_EXERCISE DESCRIPTION_
Set down every record once more, exactly as given.

_MATERIAL PROVIDED_
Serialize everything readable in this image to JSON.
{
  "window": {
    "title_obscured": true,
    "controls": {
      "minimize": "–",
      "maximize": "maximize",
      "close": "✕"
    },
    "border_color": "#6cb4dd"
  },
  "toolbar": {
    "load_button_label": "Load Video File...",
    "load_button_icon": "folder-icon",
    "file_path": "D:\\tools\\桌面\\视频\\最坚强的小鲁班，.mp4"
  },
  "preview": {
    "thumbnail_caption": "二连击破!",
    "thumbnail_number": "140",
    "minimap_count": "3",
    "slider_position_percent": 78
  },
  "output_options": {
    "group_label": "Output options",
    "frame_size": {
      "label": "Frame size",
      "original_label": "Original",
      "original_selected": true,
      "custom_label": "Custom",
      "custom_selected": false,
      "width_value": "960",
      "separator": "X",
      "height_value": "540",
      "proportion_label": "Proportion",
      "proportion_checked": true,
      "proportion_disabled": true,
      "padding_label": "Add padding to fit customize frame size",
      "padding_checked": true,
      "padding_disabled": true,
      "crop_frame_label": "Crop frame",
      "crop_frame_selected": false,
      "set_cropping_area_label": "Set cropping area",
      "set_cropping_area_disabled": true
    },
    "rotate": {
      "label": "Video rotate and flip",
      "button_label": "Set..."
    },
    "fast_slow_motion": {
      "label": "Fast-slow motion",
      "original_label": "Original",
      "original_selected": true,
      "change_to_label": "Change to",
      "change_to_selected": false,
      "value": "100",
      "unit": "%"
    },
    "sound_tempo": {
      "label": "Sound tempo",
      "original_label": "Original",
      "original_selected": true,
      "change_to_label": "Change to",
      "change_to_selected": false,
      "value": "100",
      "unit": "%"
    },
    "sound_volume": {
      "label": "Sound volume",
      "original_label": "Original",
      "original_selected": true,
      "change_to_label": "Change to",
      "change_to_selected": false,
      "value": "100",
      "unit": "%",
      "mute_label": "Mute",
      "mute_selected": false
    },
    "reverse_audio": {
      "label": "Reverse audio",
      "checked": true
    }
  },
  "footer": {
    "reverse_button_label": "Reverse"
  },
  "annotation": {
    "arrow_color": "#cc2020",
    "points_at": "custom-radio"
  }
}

_ANSWER TO THIS EXERCISE_
Serialize everything readable in this image to JSON.
{
  "window": {
    "title_obscured": true,
    "controls": {
      "minimize": "–",
      "maximize": "maximize",
      "close": "✕"
    },
    "border_color": "#6cb4dd"
  },
  "toolbar": {
    "load_button_label": "Load Video File...",
    "load_button_icon": "folder-icon",
    "file_path": "D:\\tools\\桌面\\视频\\最坚强的小鲁班，.mp4"
  },
  "preview": {
    "thumbnail_caption": "二连击破!",
    "thumbnail_number": "140",
    "minimap_count": "3",
    "slider_position_percent": 78
  },
  "output_options": {
    "group_label": "Output options",
    "frame_size": {
      "label": "Frame size",
      "original_label": "Original",
      "original_selected": true,
      "custom_label": "Custom",
      "custom_selected": false,
      "width_value": "960",
      "separator": "X",
      "height_value": "540",
      "proportion_label": "Proportion",
      "proportion_checked": true,
      "proportion_disabled": true,
      "padding_label": "Add padding to fit customize frame size",
      "padding_checked": true,
      "padding_disabled": true,
      "crop_frame_label": "Crop frame",
      "crop_frame_selected": false,
      "set_cropping_area_label": "Set cropping area",
      "set_cropping_area_disabled": true
    },
    "rotate": {
      "label": "Video rotate and flip",
      "button_label": "Set..."
    },
    "fast_slow_motion": {
      "label": "Fast-slow motion",
      "original_label": "Original",
      "original_selected": true,
      "change_to_label": "Change to",
      "change_to_selected": false,
      "value": "100",
      "unit": "%"
    },
    "sound_tempo": {
      "label": "Sound tempo",
      "original_label": "Original",
      "original_selected": true,
      "change_to_label": "Change to",
      "change_to_selected": false,
      "value": "100",
      "unit": "%"
    },
    "sound_volume": {
      "label": "Sound volume",
      "original_label": "Original",
      "original_selected": true,
      "change_to_label": "Change to",
      "change_to_selected": false,
      "value": "100",
      "unit": "%",
      "mute_label": "Mute",
      "mute_selected": false
    },
    "reverse_audio": {
      "label": "Reverse audio",
      "checked": true
    }
  },
  "footer": {
    "reverse_button_label": "Reverse"
  },
  "annotation": {
    "arrow_color": "#cc2020",
    "points_at": "custom-radio"
  }
}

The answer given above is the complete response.